## Exercise brief
Reproduce each of the following lines exactly as it appears, keeping every line in its original order.

[Lines of data]

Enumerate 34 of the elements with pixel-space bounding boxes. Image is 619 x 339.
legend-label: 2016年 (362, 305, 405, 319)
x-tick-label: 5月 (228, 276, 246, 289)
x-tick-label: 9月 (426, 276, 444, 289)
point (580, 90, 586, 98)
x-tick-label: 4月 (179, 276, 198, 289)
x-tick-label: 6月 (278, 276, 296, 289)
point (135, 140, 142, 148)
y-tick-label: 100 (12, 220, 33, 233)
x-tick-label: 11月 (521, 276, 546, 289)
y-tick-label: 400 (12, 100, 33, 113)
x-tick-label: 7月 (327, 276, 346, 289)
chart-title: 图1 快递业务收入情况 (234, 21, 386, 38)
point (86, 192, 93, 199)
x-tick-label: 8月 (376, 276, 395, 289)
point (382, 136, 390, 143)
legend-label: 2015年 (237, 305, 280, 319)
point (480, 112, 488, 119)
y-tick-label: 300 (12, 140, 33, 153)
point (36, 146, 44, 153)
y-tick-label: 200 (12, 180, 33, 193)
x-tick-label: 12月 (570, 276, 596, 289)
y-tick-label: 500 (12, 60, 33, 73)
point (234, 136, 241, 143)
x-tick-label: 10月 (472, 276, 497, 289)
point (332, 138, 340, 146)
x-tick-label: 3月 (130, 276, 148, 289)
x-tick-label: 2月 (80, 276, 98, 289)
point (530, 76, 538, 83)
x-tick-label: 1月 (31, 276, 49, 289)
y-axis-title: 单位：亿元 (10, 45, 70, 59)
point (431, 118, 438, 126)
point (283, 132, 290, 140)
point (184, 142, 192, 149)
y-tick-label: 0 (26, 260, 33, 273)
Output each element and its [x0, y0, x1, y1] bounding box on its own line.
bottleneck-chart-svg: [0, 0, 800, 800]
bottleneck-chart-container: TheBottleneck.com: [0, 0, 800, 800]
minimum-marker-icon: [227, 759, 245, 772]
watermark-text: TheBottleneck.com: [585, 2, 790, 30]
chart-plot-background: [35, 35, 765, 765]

## Full output
Enumerate 34 of the elements with pixel-space bounding boxes. Image is 619 x 339.
legend-label: 2016年 (362, 305, 405, 319)
x-tick-label: 5月 (228, 276, 246, 289)
x-tick-label: 9月 (426, 276, 444, 289)
point (580, 90, 586, 98)
x-tick-label: 4月 (179, 276, 198, 289)
x-tick-label: 6月 (278, 276, 296, 289)
point (135, 140, 142, 148)
y-tick-label: 100 (12, 220, 33, 233)
x-tick-label: 11月 (521, 276, 546, 289)
y-tick-label: 400 (12, 100, 33, 113)
x-tick-label: 7月 (327, 276, 346, 289)
chart-title: 图1 快递业务收入情况 (234, 21, 386, 38)
point (86, 192, 93, 199)
x-tick-label: 8月 (376, 276, 395, 289)
point (382, 136, 390, 143)
legend-label: 2015年 (237, 305, 280, 319)
point (480, 112, 488, 119)
y-tick-label: 300 (12, 140, 33, 153)
point (36, 146, 44, 153)
y-tick-label: 200 (12, 180, 33, 193)
x-tick-label: 12月 (570, 276, 596, 289)
y-tick-label: 500 (12, 60, 33, 73)
point (234, 136, 241, 143)
x-tick-label: 10月 (472, 276, 497, 289)
point (332, 138, 340, 146)
x-tick-label: 3月 (130, 276, 148, 289)
x-tick-label: 2月 (80, 276, 98, 289)
point (530, 76, 538, 83)
x-tick-label: 1月 (31, 276, 49, 289)
y-axis-title: 单位：亿元 (10, 45, 70, 59)
point (431, 118, 438, 126)
point (283, 132, 290, 140)
point (184, 142, 192, 149)
y-tick-label: 0 (26, 260, 33, 273)
Output each element and its [x0, y0, x1, y1] bounding box on its own line.
bottleneck-chart-svg: [0, 0, 800, 800]
bottleneck-chart-container: TheBottleneck.com: [0, 0, 800, 800]
minimum-marker-icon: [227, 759, 245, 772]
watermark-text: TheBottleneck.com: [585, 2, 790, 30]
chart-plot-background: [35, 35, 765, 765]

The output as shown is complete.